> **MATERIAL PROVIDED**
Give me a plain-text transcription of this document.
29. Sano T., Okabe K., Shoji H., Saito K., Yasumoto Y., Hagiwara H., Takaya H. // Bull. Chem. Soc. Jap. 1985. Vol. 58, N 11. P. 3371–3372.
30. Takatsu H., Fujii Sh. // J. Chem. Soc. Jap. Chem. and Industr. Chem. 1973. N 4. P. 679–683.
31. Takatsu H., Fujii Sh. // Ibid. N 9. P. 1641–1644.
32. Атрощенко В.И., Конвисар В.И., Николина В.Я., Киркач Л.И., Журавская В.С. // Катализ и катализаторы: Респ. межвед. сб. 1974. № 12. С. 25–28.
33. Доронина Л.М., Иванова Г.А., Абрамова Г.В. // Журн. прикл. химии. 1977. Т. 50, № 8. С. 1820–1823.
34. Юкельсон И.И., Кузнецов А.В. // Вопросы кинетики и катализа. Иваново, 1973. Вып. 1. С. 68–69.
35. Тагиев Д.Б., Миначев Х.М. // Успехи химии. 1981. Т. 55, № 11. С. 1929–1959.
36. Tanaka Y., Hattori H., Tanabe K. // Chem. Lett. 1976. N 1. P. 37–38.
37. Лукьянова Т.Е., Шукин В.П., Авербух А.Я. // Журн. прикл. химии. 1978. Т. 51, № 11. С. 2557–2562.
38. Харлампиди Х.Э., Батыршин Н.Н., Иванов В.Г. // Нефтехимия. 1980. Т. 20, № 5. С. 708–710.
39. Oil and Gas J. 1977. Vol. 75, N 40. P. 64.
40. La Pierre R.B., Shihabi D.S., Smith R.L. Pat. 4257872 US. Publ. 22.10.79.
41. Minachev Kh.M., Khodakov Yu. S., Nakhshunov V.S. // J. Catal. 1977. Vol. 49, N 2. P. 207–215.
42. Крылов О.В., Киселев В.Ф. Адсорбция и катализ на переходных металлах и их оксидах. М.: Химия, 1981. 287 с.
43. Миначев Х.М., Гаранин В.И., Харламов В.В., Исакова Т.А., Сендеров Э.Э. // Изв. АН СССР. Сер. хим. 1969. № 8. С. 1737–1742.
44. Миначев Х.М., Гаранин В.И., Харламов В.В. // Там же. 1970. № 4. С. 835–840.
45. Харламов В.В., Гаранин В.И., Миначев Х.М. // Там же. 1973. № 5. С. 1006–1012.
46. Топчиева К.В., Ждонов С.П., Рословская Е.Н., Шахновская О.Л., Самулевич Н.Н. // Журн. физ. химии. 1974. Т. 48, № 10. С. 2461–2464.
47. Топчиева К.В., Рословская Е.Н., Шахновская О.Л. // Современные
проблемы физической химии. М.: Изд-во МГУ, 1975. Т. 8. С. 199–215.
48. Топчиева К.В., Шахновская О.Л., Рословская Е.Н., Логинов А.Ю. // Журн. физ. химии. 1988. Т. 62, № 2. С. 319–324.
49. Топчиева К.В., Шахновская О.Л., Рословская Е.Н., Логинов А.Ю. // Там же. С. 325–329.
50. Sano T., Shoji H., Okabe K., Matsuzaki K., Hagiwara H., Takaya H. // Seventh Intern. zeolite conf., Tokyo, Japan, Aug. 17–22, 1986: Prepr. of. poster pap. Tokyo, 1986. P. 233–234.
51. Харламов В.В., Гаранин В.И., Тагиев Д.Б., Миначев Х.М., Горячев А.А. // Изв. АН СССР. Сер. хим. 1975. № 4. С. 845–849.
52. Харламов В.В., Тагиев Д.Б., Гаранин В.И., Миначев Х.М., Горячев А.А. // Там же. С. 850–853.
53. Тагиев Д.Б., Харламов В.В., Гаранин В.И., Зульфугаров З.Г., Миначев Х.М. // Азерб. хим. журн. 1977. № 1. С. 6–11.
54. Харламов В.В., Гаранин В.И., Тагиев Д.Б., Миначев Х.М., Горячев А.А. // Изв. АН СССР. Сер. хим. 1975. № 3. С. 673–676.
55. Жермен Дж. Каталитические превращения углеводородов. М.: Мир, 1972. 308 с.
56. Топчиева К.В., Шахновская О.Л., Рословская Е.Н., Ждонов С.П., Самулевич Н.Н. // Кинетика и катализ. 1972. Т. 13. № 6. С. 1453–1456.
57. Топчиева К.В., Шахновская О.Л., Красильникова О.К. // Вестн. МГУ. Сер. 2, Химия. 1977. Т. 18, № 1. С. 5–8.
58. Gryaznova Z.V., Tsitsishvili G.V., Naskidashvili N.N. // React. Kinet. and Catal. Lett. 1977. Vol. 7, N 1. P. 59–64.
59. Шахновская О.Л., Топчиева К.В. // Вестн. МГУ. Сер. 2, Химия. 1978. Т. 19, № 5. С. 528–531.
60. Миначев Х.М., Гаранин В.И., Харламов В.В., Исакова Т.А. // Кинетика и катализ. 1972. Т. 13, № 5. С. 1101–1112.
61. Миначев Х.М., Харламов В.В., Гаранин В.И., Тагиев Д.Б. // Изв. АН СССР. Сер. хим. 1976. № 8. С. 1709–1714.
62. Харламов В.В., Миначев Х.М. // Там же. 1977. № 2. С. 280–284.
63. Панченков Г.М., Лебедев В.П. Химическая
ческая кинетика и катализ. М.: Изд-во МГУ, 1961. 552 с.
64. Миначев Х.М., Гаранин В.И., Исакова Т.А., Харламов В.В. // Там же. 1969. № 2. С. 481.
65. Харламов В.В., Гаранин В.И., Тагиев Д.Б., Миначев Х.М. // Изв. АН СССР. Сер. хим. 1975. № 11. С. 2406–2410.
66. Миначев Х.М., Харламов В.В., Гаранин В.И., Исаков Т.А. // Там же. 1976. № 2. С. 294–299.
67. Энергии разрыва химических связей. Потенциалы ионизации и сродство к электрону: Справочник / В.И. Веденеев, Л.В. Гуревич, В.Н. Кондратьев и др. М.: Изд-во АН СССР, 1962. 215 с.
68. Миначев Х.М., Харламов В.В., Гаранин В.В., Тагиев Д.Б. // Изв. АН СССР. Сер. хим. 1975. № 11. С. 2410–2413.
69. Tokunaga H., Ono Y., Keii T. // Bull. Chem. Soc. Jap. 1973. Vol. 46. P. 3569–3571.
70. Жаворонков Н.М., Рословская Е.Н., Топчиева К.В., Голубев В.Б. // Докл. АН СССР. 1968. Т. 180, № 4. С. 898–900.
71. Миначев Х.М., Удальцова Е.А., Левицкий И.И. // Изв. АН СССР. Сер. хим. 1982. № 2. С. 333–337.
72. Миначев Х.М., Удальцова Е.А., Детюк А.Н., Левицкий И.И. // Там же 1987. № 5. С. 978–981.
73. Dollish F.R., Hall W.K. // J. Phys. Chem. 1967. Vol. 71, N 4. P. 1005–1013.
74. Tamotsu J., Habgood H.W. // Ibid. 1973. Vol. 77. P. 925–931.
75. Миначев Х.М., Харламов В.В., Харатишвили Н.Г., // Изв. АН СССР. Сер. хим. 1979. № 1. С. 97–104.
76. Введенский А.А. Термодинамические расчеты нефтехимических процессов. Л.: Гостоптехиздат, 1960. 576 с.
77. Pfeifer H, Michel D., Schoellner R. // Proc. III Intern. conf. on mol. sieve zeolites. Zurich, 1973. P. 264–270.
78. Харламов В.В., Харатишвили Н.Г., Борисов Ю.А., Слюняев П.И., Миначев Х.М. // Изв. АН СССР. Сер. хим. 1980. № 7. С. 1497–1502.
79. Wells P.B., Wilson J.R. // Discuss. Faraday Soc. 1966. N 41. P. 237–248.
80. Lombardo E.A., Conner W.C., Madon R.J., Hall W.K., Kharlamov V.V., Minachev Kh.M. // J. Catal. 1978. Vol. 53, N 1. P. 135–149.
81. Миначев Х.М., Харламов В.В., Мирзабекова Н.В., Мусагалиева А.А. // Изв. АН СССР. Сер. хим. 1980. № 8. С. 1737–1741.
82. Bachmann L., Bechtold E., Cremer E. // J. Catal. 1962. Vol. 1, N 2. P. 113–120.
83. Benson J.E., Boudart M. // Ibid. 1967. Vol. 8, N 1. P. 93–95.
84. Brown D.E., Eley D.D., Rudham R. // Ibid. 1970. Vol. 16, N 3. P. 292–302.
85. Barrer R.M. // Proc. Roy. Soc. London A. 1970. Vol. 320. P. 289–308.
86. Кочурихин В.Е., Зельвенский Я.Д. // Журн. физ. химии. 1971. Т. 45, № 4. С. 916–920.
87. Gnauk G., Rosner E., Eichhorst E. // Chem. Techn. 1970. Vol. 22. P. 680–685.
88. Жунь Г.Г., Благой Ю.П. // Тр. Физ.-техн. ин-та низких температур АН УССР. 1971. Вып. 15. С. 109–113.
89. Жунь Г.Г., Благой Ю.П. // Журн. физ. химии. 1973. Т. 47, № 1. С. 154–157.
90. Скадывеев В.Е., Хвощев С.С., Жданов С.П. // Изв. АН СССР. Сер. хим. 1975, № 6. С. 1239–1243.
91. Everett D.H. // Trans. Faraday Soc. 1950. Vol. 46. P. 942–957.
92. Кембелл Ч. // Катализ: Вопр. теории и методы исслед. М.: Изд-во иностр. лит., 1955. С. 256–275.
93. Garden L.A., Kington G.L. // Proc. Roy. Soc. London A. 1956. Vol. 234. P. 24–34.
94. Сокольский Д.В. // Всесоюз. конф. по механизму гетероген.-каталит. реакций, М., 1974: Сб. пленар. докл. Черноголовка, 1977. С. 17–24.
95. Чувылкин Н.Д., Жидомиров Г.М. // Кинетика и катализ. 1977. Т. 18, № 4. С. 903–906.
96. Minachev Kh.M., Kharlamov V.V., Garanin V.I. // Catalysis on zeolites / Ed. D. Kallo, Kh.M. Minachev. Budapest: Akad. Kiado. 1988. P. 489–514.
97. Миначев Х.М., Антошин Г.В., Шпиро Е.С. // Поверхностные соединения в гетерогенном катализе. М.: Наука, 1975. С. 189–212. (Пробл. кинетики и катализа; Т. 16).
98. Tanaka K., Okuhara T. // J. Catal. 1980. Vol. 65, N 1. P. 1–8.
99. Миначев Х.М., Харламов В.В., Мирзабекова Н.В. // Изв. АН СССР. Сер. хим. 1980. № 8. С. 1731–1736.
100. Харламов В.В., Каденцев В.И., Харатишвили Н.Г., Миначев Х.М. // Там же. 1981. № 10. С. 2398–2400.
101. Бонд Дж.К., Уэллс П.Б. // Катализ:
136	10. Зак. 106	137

> **EXERCISE TASK**
Count the lines that hold the string "Fujii" and state that number alone.

> **RESULT BELOW**
2